[BRIEF] Leave out any picture and return the remaining listing below exactly as given.

[DATA SUPPLIED]

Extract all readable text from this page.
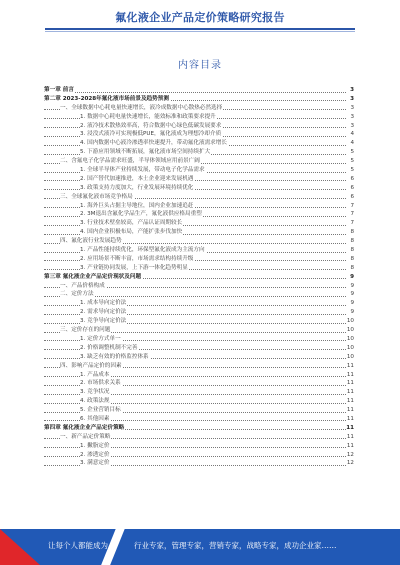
氟化液企业产品定价策略研究报告
内容目录
第一章 前言	3
第二章 2023-2028年氟化液市场前景及趋势预测	3
一、全球数据中心耗电量快速增长，液冷成数据中心散热必然选择	3
1. 数据中心耗电量快速增长，能效标准和政策要求提升	3
2. 液冷技术散热效率高，符合数据中心绿色低碳发展要求	3
3. 浸没式液冷可实现极低PUE，氟化液成为理想冷却介质	4
4. 国内数据中心液冷渗透率快速提升，带动氟化液需求增长	4
5. 下游应用领域不断拓展，氟化液市场空间持续扩大	5
二、含氟电子化学品需求旺盛，半导体领域应用前景广阔	5
1. 全球半导体产业持续发展，带动电子化学品需求	5
2. 国产替代加速推进，本土企业迎来发展机遇	6
3. 政策支持力度加大，行业发展环境持续优化	6
三、全球氟化液市场竞争格局	6
1. 海外巨头占据主导地位，国内企业加速追赶	7
2. 3M退出含氟化学品生产，氟化液供应格局重塑	7
3. 行业技术壁垒较高，产品认证周期较长	7
4. 国内企业积极布局，产能扩张步伐加快	8
四、氟化液行业发展趋势	8
1. 产品性能持续优化，环保型氟化液成为主流方向	8
2. 应用场景不断丰富，市场需求结构持续升级	8
3. 产业链协同发展，上下游一体化趋势明显	8
第三章 氟化液企业产品定价现状及问题	9
一、产品价格构成	9
二、定价方法	9
1. 成本导向定价法	9
2. 需求导向定价法	9
3. 竞争导向定价法	10
三、定价存在的问题	10
1. 定价方式单一	10
2. 价格调整机制不完善	10
3. 缺乏有效的价格监控体系	10
四、影响产品定价的因素	11
1. 产品成本	11
2. 市场供求关系	11
3. 竞争状况	11
4. 政策法规	11
5. 企业营销目标	11
6. 其他因素	11
第四章 氟化液企业产品定价策略	11
一、新产品定价策略	11
1. 撇脂定价	11
2. 渗透定价	12
3. 满意定价	12
让每个人都能成为	行业专家，管理专家，营销专家，战略专家，成功企业家……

[COMPLETE ANSWER]
Extract all readable text from this page.
氟化液企业产品定价策略研究报告
内容目录
第一章 前言	3
第二章 2023-2028年氟化液市场前景及趋势预测	3
一、全球数据中心耗电量快速增长，液冷成数据中心散热必然选择	3
1. 数据中心耗电量快速增长，能效标准和政策要求提升	3
2. 液冷技术散热效率高，符合数据中心绿色低碳发展要求	3
3. 浸没式液冷可实现极低PUE，氟化液成为理想冷却介质	4
4. 国内数据中心液冷渗透率快速提升，带动氟化液需求增长	4
5. 下游应用领域不断拓展，氟化液市场空间持续扩大	5
二、含氟电子化学品需求旺盛，半导体领域应用前景广阔	5
1. 全球半导体产业持续发展，带动电子化学品需求	5
2. 国产替代加速推进，本土企业迎来发展机遇	6
3. 政策支持力度加大，行业发展环境持续优化	6
三、全球氟化液市场竞争格局	6
1. 海外巨头占据主导地位，国内企业加速追赶	7
2. 3M退出含氟化学品生产，氟化液供应格局重塑	7
3. 行业技术壁垒较高，产品认证周期较长	7
4. 国内企业积极布局，产能扩张步伐加快	8
四、氟化液行业发展趋势	8
1. 产品性能持续优化，环保型氟化液成为主流方向	8
2. 应用场景不断丰富，市场需求结构持续升级	8
3. 产业链协同发展，上下游一体化趋势明显	8
第三章 氟化液企业产品定价现状及问题	9
一、产品价格构成	9
二、定价方法	9
1. 成本导向定价法	9
2. 需求导向定价法	9
3. 竞争导向定价法	10
三、定价存在的问题	10
1. 定价方式单一	10
2. 价格调整机制不完善	10
3. 缺乏有效的价格监控体系	10
四、影响产品定价的因素	11
1. 产品成本	11
2. 市场供求关系	11
3. 竞争状况	11
4. 政策法规	11
5. 企业营销目标	11
6. 其他因素	11
第四章 氟化液企业产品定价策略	11
一、新产品定价策略	11
1. 撇脂定价	11
2. 渗透定价	12
3. 满意定价	12
让每个人都能成为	行业专家，管理专家，营销专家，战略专家，成功企业家……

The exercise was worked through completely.